Identify each line below containing the string "usuarios" and copy it.
— BEGIN Entries shown —
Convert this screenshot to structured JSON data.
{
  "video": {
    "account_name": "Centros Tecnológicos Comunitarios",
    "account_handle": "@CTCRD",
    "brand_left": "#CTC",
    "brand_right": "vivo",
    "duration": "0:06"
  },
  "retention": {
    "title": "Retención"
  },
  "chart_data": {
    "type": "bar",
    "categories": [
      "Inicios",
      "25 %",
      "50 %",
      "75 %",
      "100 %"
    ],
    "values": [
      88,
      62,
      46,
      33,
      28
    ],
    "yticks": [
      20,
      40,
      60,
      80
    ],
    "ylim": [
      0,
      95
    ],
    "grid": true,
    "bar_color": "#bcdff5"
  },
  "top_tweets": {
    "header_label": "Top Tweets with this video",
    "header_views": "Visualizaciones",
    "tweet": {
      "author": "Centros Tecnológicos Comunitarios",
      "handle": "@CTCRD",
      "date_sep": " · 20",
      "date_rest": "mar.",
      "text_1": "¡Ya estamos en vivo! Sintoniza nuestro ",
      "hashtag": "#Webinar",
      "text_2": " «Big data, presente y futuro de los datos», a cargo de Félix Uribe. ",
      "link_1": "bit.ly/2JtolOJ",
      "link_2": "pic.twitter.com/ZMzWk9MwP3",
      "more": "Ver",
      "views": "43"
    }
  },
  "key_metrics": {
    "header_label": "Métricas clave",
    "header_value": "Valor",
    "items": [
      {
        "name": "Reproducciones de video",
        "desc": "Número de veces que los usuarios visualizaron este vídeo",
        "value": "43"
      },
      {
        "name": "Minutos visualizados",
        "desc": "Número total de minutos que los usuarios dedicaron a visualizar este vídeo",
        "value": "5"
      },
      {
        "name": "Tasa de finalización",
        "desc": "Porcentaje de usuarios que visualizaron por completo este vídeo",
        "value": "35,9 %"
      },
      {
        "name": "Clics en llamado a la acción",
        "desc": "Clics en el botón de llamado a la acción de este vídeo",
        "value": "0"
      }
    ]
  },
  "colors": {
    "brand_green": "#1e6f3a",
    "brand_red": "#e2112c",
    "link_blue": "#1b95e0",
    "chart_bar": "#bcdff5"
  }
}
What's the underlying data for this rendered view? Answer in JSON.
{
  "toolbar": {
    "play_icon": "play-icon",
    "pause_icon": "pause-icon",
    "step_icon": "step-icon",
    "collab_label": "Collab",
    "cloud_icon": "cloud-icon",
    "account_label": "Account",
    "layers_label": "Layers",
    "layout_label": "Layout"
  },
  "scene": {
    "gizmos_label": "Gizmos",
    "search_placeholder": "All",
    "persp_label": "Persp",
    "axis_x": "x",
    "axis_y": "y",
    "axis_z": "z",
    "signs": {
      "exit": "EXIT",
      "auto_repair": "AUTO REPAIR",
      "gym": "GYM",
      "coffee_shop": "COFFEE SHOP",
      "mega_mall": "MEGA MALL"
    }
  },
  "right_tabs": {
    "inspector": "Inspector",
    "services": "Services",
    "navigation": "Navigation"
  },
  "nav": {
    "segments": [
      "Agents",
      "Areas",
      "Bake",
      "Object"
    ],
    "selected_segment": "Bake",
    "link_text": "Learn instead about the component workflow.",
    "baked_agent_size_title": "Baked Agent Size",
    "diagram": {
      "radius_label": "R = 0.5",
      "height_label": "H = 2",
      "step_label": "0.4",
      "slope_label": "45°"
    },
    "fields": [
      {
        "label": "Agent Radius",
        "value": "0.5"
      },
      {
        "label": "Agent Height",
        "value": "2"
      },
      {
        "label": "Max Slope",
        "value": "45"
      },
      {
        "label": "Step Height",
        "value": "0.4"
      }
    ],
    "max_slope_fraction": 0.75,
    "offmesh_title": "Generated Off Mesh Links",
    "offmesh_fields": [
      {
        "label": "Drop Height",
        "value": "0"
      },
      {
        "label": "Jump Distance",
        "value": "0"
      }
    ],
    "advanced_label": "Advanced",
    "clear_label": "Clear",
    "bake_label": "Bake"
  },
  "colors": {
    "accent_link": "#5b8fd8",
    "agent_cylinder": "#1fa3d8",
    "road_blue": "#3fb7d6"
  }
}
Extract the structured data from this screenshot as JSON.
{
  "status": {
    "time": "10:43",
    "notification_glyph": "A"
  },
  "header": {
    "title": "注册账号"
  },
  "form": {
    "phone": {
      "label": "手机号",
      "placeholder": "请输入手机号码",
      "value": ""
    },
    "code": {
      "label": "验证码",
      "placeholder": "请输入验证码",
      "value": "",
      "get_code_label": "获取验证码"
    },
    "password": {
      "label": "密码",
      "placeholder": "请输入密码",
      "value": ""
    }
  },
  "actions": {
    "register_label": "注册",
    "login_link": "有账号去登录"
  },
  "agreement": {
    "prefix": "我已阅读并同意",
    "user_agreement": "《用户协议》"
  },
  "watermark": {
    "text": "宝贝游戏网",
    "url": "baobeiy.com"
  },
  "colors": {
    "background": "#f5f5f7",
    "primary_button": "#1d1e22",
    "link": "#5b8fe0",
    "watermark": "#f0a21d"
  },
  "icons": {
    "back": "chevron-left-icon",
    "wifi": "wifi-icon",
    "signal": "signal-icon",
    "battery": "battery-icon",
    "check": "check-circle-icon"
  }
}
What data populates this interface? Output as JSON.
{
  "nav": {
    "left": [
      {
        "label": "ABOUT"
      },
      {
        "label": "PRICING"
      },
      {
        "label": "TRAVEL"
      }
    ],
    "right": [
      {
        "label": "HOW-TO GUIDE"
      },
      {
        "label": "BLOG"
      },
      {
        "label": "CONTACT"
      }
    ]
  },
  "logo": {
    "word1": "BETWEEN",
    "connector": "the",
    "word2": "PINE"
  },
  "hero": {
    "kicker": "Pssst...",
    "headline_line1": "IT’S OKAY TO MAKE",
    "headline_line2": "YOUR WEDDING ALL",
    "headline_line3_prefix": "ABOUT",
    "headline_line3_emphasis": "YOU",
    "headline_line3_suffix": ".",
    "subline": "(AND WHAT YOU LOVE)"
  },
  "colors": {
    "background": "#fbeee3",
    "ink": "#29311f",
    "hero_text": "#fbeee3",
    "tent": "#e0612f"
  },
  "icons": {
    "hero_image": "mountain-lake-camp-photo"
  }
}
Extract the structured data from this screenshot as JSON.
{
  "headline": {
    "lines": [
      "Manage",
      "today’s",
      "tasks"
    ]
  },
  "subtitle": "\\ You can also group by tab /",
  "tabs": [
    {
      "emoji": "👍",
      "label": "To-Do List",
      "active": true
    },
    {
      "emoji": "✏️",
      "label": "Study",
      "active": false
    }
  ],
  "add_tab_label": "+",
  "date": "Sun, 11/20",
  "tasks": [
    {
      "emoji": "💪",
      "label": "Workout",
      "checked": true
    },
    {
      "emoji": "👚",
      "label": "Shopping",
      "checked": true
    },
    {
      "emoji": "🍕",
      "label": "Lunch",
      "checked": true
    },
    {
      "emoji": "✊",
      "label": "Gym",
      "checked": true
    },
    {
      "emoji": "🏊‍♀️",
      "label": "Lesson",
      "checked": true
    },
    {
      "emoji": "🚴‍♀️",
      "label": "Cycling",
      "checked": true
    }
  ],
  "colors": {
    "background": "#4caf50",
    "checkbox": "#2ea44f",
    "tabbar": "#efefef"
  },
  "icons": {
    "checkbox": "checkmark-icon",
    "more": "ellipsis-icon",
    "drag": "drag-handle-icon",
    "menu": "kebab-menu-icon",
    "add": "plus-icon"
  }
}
— END Entries shown —
The response:
        "desc": "Número de veces que los usuarios visualizaron este vídeo",
        "desc": "Número total de minutos que los usuarios dedicaron a visualizar este vídeo",
        "desc": "Porcentaje de usuarios que visualizaron por completo este vídeo",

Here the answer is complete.